**DO THIS**: Would you set down every entry shown below, precisely as written?
** start **
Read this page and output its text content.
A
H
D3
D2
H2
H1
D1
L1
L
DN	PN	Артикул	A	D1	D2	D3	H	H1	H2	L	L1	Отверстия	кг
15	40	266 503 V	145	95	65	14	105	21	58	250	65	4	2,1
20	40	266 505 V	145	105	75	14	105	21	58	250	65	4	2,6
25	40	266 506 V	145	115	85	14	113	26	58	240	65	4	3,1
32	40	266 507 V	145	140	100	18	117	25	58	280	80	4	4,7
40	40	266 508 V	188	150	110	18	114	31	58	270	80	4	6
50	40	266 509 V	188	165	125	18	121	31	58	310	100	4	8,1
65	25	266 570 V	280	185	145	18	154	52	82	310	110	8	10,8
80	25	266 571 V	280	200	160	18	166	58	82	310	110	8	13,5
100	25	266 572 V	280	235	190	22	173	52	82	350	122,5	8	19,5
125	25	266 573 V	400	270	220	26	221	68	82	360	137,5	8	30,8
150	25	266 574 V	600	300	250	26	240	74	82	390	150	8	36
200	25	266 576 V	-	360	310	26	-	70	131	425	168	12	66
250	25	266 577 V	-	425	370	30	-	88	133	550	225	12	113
** end **
**SOLUTION TO THE EXERCISE**:
Read this page and output its text content.
A
H
D3
D2
H2
H1
D1
L1
L
DN	PN	Артикул	A	D1	D2	D3	H	H1	H2	L	L1	Отверстия	кг
15	40	266 503 V	145	95	65	14	105	21	58	250	65	4	2,1
20	40	266 505 V	145	105	75	14	105	21	58	250	65	4	2,6
25	40	266 506 V	145	115	85	14	113	26	58	240	65	4	3,1
32	40	266 507 V	145	140	100	18	117	25	58	280	80	4	4,7
40	40	266 508 V	188	150	110	18	114	31	58	270	80	4	6
50	40	266 509 V	188	165	125	18	121	31	58	310	100	4	8,1
65	25	266 570 V	280	185	145	18	154	52	82	310	110	8	10,8
80	25	266 571 V	280	200	160	18	166	58	82	310	110	8	13,5
100	25	266 572 V	280	235	190	22	173	52	82	350	122,5	8	19,5
125	25	266 573 V	400	270	220	26	221	68	82	360	137,5	8	30,8
150	25	266 574 V	600	300	250	26	240	74	82	390	150	8	36
200	25	266 576 V	-	360	310	26	-	70	131	425	168	12	66
250	25	266 577 V	-	425	370	30	-	88	133	550	225	12	113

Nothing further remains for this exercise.